PROBLEM TO SOLVE - Find the lines holding the string "Southeast" in the data, then copy all of them.

------------

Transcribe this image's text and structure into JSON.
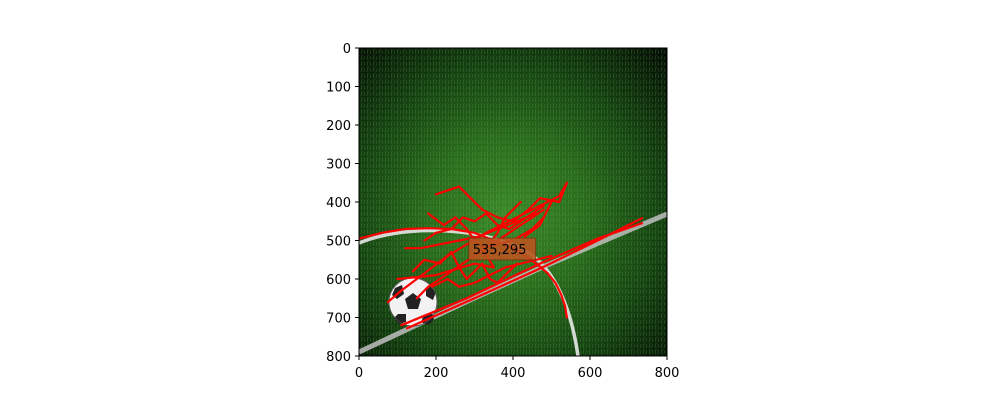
{
  "chart_data": {
    "type": "scatter",
    "title": "",
    "xlabel": "",
    "ylabel": "",
    "xlim": [
      0,
      800
    ],
    "ylim": [
      800,
      0
    ],
    "x_inverted": false,
    "y_inverted": true,
    "xticks": [
      0,
      200,
      400,
      600,
      800
    ],
    "yticks": [
      0,
      100,
      200,
      300,
      400,
      500,
      600,
      700,
      800
    ],
    "grid": false,
    "background_image": "soccer-field-with-ball",
    "line_color": "#ff0000",
    "annotation": {
      "text": "535,295",
      "x": 285,
      "y": 522,
      "box_color": "#b8561f"
    },
    "series": [
      {
        "points": [
          [
            0,
            495
          ],
          [
            60,
            480
          ],
          [
            120,
            470
          ],
          [
            180,
            468
          ],
          [
            240,
            470
          ],
          [
            300,
            480
          ],
          [
            350,
            500
          ],
          [
            400,
            520
          ],
          [
            440,
            545
          ],
          [
            470,
            568
          ],
          [
            490,
            585
          ],
          [
            510,
            610
          ],
          [
            525,
            640
          ],
          [
            535,
            670
          ],
          [
            540,
            700
          ]
        ]
      },
      {
        "points": [
          [
            125,
            728
          ],
          [
            300,
            650
          ],
          [
            480,
            568
          ],
          [
            620,
            500
          ],
          [
            735,
            442
          ]
        ]
      },
      {
        "points": [
          [
            110,
            720
          ],
          [
            280,
            650
          ],
          [
            470,
            560
          ],
          [
            620,
            495
          ],
          [
            735,
            455
          ]
        ]
      },
      {
        "points": [
          [
            75,
            660
          ],
          [
            110,
            630
          ],
          [
            150,
            600
          ],
          [
            190,
            570
          ],
          [
            230,
            540
          ],
          [
            280,
            510
          ],
          [
            330,
            480
          ],
          [
            380,
            455
          ],
          [
            430,
            430
          ],
          [
            480,
            405
          ],
          [
            520,
            385
          ],
          [
            540,
            350
          ]
        ]
      },
      {
        "points": [
          [
            100,
            600
          ],
          [
            200,
            590
          ],
          [
            300,
            560
          ],
          [
            350,
            570
          ],
          [
            320,
            520
          ],
          [
            400,
            500
          ],
          [
            450,
            470
          ],
          [
            480,
            440
          ],
          [
            500,
            400
          ],
          [
            490,
            420
          ],
          [
            470,
            460
          ],
          [
            430,
            490
          ]
        ]
      },
      {
        "points": [
          [
            200,
            380
          ],
          [
            260,
            360
          ],
          [
            290,
            390
          ],
          [
            320,
            420
          ],
          [
            360,
            440
          ],
          [
            400,
            450
          ],
          [
            440,
            420
          ],
          [
            470,
            390
          ],
          [
            520,
            400
          ],
          [
            540,
            350
          ]
        ]
      },
      {
        "points": [
          [
            180,
            430
          ],
          [
            220,
            460
          ],
          [
            250,
            440
          ],
          [
            280,
            470
          ],
          [
            300,
            500
          ],
          [
            330,
            520
          ],
          [
            360,
            480
          ],
          [
            380,
            440
          ],
          [
            400,
            420
          ],
          [
            420,
            400
          ]
        ]
      },
      {
        "points": [
          [
            140,
            580
          ],
          [
            170,
            550
          ],
          [
            210,
            560
          ],
          [
            240,
            530
          ],
          [
            260,
            570
          ],
          [
            280,
            600
          ],
          [
            300,
            580
          ],
          [
            320,
            560
          ],
          [
            340,
            600
          ],
          [
            360,
            610
          ],
          [
            390,
            580
          ],
          [
            410,
            560
          ]
        ]
      },
      {
        "points": [
          [
            170,
            500
          ],
          [
            200,
            480
          ],
          [
            240,
            470
          ],
          [
            270,
            440
          ],
          [
            300,
            450
          ],
          [
            330,
            430
          ],
          [
            360,
            460
          ],
          [
            390,
            470
          ],
          [
            420,
            450
          ],
          [
            450,
            430
          ],
          [
            480,
            410
          ]
        ]
      },
      {
        "points": [
          [
            120,
            520
          ],
          [
            160,
            520
          ],
          [
            210,
            510
          ],
          [
            260,
            500
          ],
          [
            310,
            490
          ],
          [
            360,
            470
          ],
          [
            410,
            450
          ],
          [
            460,
            430
          ]
        ]
      },
      {
        "points": [
          [
            190,
            620
          ],
          [
            230,
            600
          ],
          [
            260,
            620
          ],
          [
            300,
            610
          ],
          [
            340,
            590
          ],
          [
            380,
            570
          ],
          [
            420,
            560
          ],
          [
            460,
            550
          ],
          [
            500,
            540
          ]
        ]
      },
      {
        "points": [
          [
            150,
            650
          ],
          [
            180,
            620
          ],
          [
            210,
            600
          ],
          [
            240,
            580
          ],
          [
            270,
            560
          ],
          [
            300,
            540
          ],
          [
            330,
            520
          ],
          [
            360,
            500
          ],
          [
            390,
            480
          ],
          [
            420,
            460
          ],
          [
            450,
            440
          ],
          [
            480,
            420
          ]
        ]
      }
    ]
  }
}
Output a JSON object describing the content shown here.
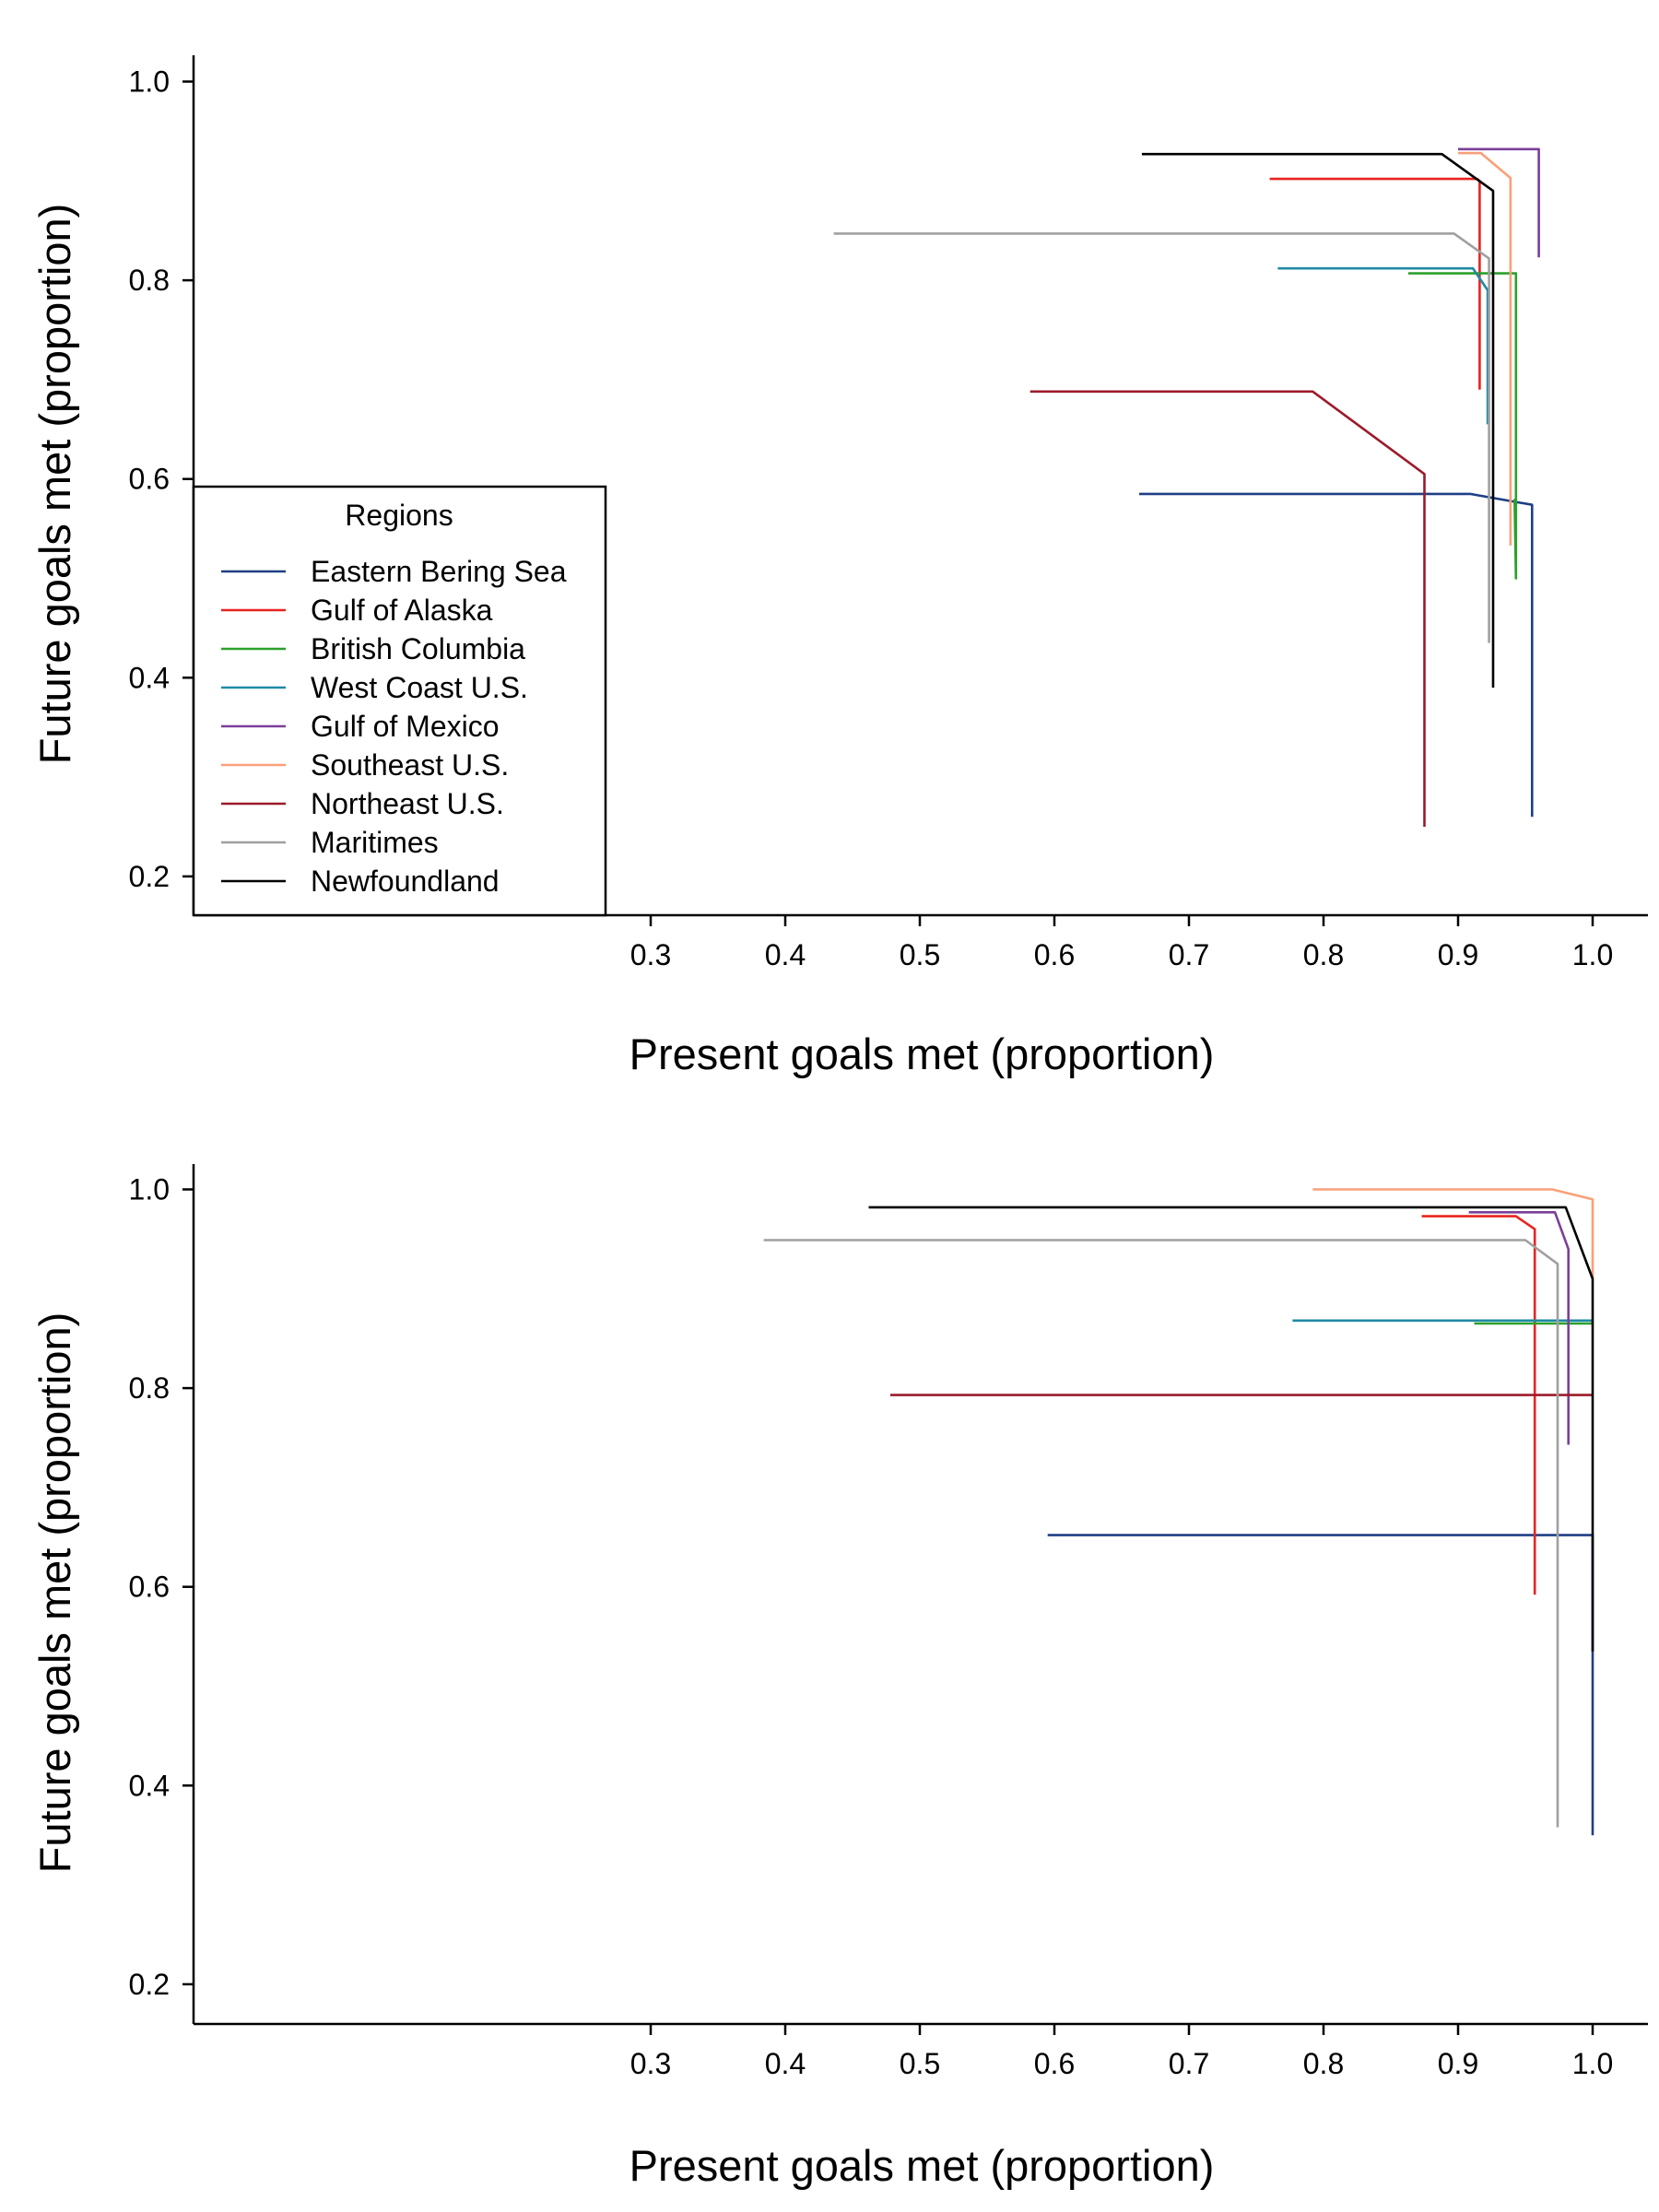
{
  "colors": {
    "Eastern Bering Sea": "#1f3f86",
    "Gulf of Alaska": "#e8231f",
    "British Columbia": "#2ca02c",
    "West Coast U.S.": "#1f8aa6",
    "Gulf of Mexico": "#7b3f9a",
    "Southeast U.S.": "#f9a07a",
    "Northeast U.S.": "#9b1b2b",
    "Maritimes": "#a0a0a0",
    "Newfoundland": "#000000"
  },
  "legend": {
    "title": "Regions",
    "entries": [
      "Eastern Bering Sea",
      "Gulf of Alaska",
      "British Columbia",
      "West Coast U.S.",
      "Gulf of Mexico",
      "Southeast U.S.",
      "Northeast U.S.",
      "Maritimes",
      "Newfoundland"
    ]
  },
  "chart_data": [
    {
      "type": "line",
      "xlabel": "Present goals met (proportion)",
      "ylabel": "Future goals met (proportion)",
      "xlim": [
        0.27,
        1.03
      ],
      "ylim": [
        0.17,
        1.04
      ],
      "xticks": [
        "0.3",
        "0.4",
        "0.5",
        "0.6",
        "0.7",
        "0.8",
        "0.9",
        "1.0"
      ],
      "yticks": [
        "0.2",
        "0.4",
        "0.6",
        "0.8",
        "1.0"
      ],
      "legend_position": "bottom-left",
      "series": [
        {
          "name": "Eastern Bering Sea",
          "x": [
            0.663,
            0.909,
            0.955,
            0.955
          ],
          "y": [
            0.585,
            0.585,
            0.574,
            0.26
          ]
        },
        {
          "name": "Gulf of Alaska",
          "x": [
            0.76,
            0.914,
            0.916,
            0.916
          ],
          "y": [
            0.902,
            0.902,
            0.9,
            0.69
          ]
        },
        {
          "name": "British Columbia",
          "x": [
            0.863,
            0.943,
            0.943,
            0.942
          ],
          "y": [
            0.807,
            0.807,
            0.5,
            0.58
          ]
        },
        {
          "name": "West Coast U.S.",
          "x": [
            0.766,
            0.911,
            0.922,
            0.922
          ],
          "y": [
            0.812,
            0.812,
            0.79,
            0.655
          ]
        },
        {
          "name": "Gulf of Mexico",
          "x": [
            0.9,
            0.96,
            0.96
          ],
          "y": [
            0.932,
            0.932,
            0.823
          ]
        },
        {
          "name": "Southeast U.S.",
          "x": [
            0.9,
            0.917,
            0.939,
            0.939
          ],
          "y": [
            0.928,
            0.928,
            0.903,
            0.533
          ]
        },
        {
          "name": "Northeast U.S.",
          "x": [
            0.582,
            0.792,
            0.875,
            0.875
          ],
          "y": [
            0.688,
            0.688,
            0.605,
            0.25
          ]
        },
        {
          "name": "Maritimes",
          "x": [
            0.436,
            0.897,
            0.923,
            0.923
          ],
          "y": [
            0.847,
            0.847,
            0.822,
            0.435
          ]
        },
        {
          "name": "Newfoundland",
          "x": [
            0.665,
            0.888,
            0.926,
            0.926
          ],
          "y": [
            0.927,
            0.927,
            0.89,
            0.39
          ]
        }
      ]
    },
    {
      "type": "line",
      "xlabel": "Present goals met (proportion)",
      "ylabel": "Future goals met (proportion)",
      "xlim": [
        0.27,
        1.03
      ],
      "ylim": [
        0.17,
        1.04
      ],
      "xticks": [
        "0.3",
        "0.4",
        "0.5",
        "0.6",
        "0.7",
        "0.8",
        "0.9",
        "1.0"
      ],
      "yticks": [
        "0.2",
        "0.4",
        "0.6",
        "0.8",
        "1.0"
      ],
      "series": [
        {
          "name": "Eastern Bering Sea",
          "x": [
            0.595,
            1.0,
            1.0
          ],
          "y": [
            0.652,
            0.652,
            0.35
          ]
        },
        {
          "name": "Gulf of Alaska",
          "x": [
            0.873,
            0.943,
            0.957,
            0.957
          ],
          "y": [
            0.973,
            0.973,
            0.96,
            0.592
          ]
        },
        {
          "name": "British Columbia",
          "x": [
            0.912,
            1.0
          ],
          "y": [
            0.865,
            0.865
          ]
        },
        {
          "name": "West Coast U.S.",
          "x": [
            0.777,
            1.0
          ],
          "y": [
            0.868,
            0.868
          ]
        },
        {
          "name": "Gulf of Mexico",
          "x": [
            0.908,
            0.972,
            0.982,
            0.982
          ],
          "y": [
            0.977,
            0.977,
            0.94,
            0.743
          ]
        },
        {
          "name": "Southeast U.S.",
          "x": [
            0.792,
            0.97,
            1.0,
            1.0
          ],
          "y": [
            1.0,
            1.0,
            0.99,
            0.91
          ]
        },
        {
          "name": "Northeast U.S.",
          "x": [
            0.478,
            1.0
          ],
          "y": [
            0.793,
            0.793
          ]
        },
        {
          "name": "Maritimes",
          "x": [
            0.384,
            0.95,
            0.974,
            0.974
          ],
          "y": [
            0.949,
            0.949,
            0.925,
            0.358
          ]
        },
        {
          "name": "Newfoundland",
          "x": [
            0.462,
            0.98,
            1.0,
            1.0
          ],
          "y": [
            0.982,
            0.982,
            0.91,
            0.535
          ]
        }
      ]
    }
  ]
}
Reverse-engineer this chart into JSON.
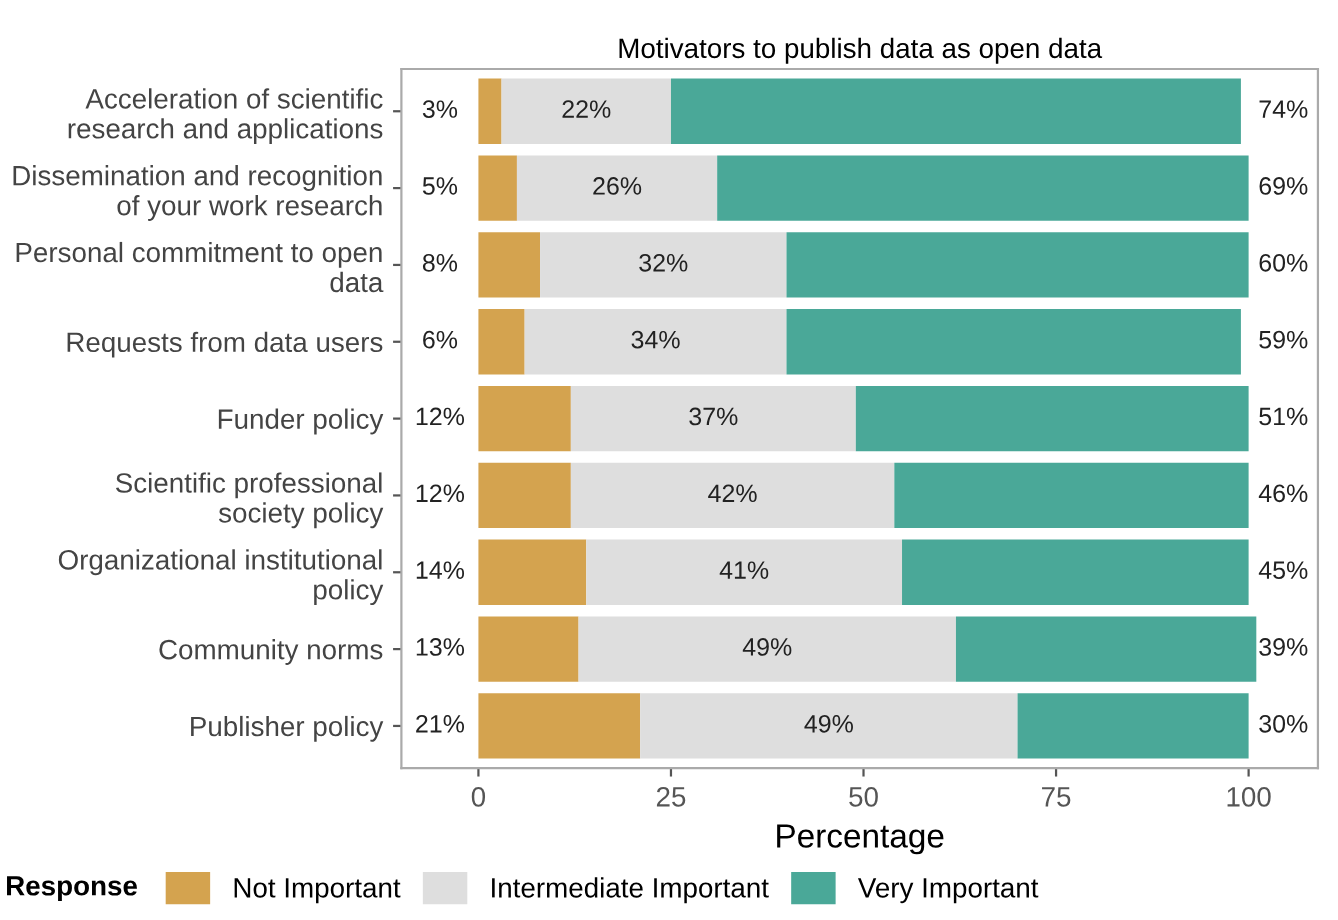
{
  "chart_data": {
    "type": "bar",
    "orientation": "horizontal",
    "stacked": true,
    "title": "Motivators to publish data as open data",
    "xlabel": "Percentage",
    "legend_title": "Response",
    "legend": "bottom",
    "grid": false,
    "categories": [
      "Acceleration of scientific\nresearch and applications",
      "Dissemination and recognition\nof your work research",
      "Personal commitment to open\ndata",
      "Requests from data users",
      "Funder policy",
      "Scientific professional\nsociety policy",
      "Organizational institutional\npolicy",
      "Community norms",
      "Publisher policy"
    ],
    "xlim": [
      -10,
      109
    ],
    "xticks": [
      0,
      25,
      50,
      75,
      100
    ],
    "series": [
      {
        "name": "Not Important",
        "color": "#d4a34f",
        "values": [
          3,
          5,
          8,
          6,
          12,
          12,
          14,
          13,
          21
        ],
        "value_labels": [
          "3%",
          "5%",
          "8%",
          "6%",
          "12%",
          "12%",
          "14%",
          "13%",
          "21%"
        ]
      },
      {
        "name": "Intermediate Important",
        "color": "#dedede",
        "values": [
          22,
          26,
          32,
          34,
          37,
          42,
          41,
          49,
          49
        ],
        "value_labels": [
          "22%",
          "26%",
          "32%",
          "34%",
          "37%",
          "42%",
          "41%",
          "49%",
          "49%"
        ]
      },
      {
        "name": "Very Important",
        "color": "#4aa898",
        "values": [
          74,
          69,
          60,
          59,
          51,
          46,
          45,
          39,
          30
        ],
        "value_labels": [
          "74%",
          "69%",
          "60%",
          "59%",
          "51%",
          "46%",
          "45%",
          "39%",
          "30%"
        ]
      }
    ]
  }
}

------------

RESPONSE TO THIS TASK -
    "Southeast U.S.": "#f9a07a",
      "Southeast U.S.",
          "name": "Southeast U.S.",
          "name": "Southeast U.S.",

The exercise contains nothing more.